#### EXERCISE BRIEF
Search the material for the word "время" and report each line where it turns up.

#### SUPPLIED RECORDS
━━━━━━
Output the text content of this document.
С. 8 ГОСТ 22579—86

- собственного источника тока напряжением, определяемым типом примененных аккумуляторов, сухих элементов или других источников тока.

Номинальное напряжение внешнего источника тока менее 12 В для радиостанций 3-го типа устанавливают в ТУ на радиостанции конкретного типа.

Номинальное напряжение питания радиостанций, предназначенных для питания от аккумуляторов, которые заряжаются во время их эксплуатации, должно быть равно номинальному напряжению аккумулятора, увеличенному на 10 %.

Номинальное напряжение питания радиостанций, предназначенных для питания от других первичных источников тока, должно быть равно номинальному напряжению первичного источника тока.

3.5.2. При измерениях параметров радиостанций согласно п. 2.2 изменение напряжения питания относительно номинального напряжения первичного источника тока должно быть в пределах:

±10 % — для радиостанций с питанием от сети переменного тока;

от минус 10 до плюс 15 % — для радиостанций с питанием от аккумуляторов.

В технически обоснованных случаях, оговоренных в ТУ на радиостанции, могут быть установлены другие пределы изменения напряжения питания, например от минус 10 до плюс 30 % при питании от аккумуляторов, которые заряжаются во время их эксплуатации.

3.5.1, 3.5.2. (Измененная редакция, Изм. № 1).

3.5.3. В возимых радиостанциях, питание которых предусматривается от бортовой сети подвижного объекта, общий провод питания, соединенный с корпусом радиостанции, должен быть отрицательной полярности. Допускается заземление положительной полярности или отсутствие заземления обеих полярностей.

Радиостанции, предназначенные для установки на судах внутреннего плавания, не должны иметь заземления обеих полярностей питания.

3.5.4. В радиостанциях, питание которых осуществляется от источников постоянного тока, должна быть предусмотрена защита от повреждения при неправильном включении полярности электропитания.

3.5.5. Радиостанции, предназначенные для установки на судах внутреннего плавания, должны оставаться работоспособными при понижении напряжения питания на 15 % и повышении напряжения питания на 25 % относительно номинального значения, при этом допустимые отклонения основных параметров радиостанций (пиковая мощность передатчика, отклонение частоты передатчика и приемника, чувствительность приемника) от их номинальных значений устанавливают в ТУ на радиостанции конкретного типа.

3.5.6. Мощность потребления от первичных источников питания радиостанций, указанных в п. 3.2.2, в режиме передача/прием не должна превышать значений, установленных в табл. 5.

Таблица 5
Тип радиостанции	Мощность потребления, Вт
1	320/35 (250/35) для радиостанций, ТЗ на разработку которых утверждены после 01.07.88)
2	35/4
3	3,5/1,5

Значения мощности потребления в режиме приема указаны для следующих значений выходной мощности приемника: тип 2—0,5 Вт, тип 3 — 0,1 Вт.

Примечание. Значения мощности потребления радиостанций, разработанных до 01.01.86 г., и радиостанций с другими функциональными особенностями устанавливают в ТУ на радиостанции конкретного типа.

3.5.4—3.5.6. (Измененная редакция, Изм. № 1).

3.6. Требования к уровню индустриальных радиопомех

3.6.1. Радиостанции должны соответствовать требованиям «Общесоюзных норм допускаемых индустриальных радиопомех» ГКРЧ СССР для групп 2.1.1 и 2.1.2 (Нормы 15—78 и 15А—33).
━━━━━━
#### WORKED SOLUTION
Номинальное напряжение питания радиостанций, предназначенных для питания от аккумуляторов, которые заряжаются во время их эксплуатации, должно быть равно номинальному напряжению аккумулятора, увеличенному на 10 %.
В технически обоснованных случаях, оговоренных в ТУ на радиостанции, могут быть установлены другие пределы изменения напряжения питания, например от минус 10 до плюс 30 % при питании от аккумуляторов, которые заряжаются во время их эксплуатации.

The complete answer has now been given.